[Records from a data collection]
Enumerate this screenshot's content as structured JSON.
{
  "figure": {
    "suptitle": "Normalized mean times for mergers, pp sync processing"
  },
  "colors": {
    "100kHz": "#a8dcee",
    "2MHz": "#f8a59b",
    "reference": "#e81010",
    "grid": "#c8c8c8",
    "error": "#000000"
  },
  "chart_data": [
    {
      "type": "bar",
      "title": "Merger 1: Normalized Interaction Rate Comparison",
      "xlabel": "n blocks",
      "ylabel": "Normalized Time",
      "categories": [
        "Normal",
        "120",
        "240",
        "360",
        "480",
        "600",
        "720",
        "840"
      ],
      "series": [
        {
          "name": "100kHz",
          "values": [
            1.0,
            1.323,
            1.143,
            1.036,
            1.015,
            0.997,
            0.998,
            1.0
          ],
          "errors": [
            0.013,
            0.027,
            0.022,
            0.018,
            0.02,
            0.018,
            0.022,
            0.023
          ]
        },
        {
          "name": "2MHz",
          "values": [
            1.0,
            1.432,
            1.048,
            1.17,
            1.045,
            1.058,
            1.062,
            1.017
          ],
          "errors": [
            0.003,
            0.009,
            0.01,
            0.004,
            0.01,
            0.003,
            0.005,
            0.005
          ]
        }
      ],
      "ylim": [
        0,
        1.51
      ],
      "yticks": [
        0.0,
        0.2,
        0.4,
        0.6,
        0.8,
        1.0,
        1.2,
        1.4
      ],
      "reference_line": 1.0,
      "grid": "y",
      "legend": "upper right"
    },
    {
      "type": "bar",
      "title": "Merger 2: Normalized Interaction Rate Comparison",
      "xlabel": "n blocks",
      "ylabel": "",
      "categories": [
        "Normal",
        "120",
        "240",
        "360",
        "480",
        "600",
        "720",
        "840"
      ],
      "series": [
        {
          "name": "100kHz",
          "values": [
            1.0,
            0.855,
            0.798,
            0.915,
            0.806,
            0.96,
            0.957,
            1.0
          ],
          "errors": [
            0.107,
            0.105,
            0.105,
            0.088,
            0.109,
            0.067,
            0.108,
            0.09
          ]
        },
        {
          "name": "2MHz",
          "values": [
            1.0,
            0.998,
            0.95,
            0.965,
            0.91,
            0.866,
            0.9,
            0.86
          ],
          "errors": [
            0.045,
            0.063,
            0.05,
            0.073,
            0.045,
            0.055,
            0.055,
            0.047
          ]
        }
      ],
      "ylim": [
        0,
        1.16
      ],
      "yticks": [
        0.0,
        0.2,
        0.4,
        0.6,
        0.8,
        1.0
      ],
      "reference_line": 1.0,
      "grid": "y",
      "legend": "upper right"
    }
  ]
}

Stated task:
Repeat all entries. Match them exactly.

Final answer:
Enumerate this screenshot's content as structured JSON.
{
  "figure": {
    "suptitle": "Normalized mean times for mergers, pp sync processing"
  },
  "colors": {
    "100kHz": "#a8dcee",
    "2MHz": "#f8a59b",
    "reference": "#e81010",
    "grid": "#c8c8c8",
    "error": "#000000"
  },
  "chart_data": [
    {
      "type": "bar",
      "title": "Merger 1: Normalized Interaction Rate Comparison",
      "xlabel": "n blocks",
      "ylabel": "Normalized Time",
      "categories": [
        "Normal",
        "120",
        "240",
        "360",
        "480",
        "600",
        "720",
        "840"
      ],
      "series": [
        {
          "name": "100kHz",
          "values": [
            1.0,
            1.323,
            1.143,
            1.036,
            1.015,
            0.997,
            0.998,
            1.0
          ],
          "errors": [
            0.013,
            0.027,
            0.022,
            0.018,
            0.02,
            0.018,
            0.022,
            0.023
          ]
        },
        {
          "name": "2MHz",
          "values": [
            1.0,
            1.432,
            1.048,
            1.17,
            1.045,
            1.058,
            1.062,
            1.017
          ],
          "errors": [
            0.003,
            0.009,
            0.01,
            0.004,
            0.01,
            0.003,
            0.005,
            0.005
          ]
        }
      ],
      "ylim": [
        0,
        1.51
      ],
      "yticks": [
        0.0,
        0.2,
        0.4,
        0.6,
        0.8,
        1.0,
        1.2,
        1.4
      ],
      "reference_line": 1.0,
      "grid": "y",
      "legend": "upper right"
    },
    {
      "type": "bar",
      "title": "Merger 2: Normalized Interaction Rate Comparison",
      "xlabel": "n blocks",
      "ylabel": "",
      "categories": [
        "Normal",
        "120",
        "240",
        "360",
        "480",
        "600",
        "720",
        "840"
      ],
      "series": [
        {
          "name": "100kHz",
          "values": [
            1.0,
            0.855,
            0.798,
            0.915,
            0.806,
            0.96,
            0.957,
            1.0
          ],
          "errors": [
            0.107,
            0.105,
            0.105,
            0.088,
            0.109,
            0.067,
            0.108,
            0.09
          ]
        },
        {
          "name": "2MHz",
          "values": [
            1.0,
            0.998,
            0.95,
            0.965,
            0.91,
            0.866,
            0.9,
            0.86
          ],
          "errors": [
            0.045,
            0.063,
            0.05,
            0.073,
            0.045,
            0.055,
            0.055,
            0.047
          ]
        }
      ],
      "ylim": [
        0,
        1.16
      ],
      "yticks": [
        0.0,
        0.2,
        0.4,
        0.6,
        0.8,
        1.0
      ],
      "reference_line": 1.0,
      "grid": "y",
      "legend": "upper right"
    }
  ]
}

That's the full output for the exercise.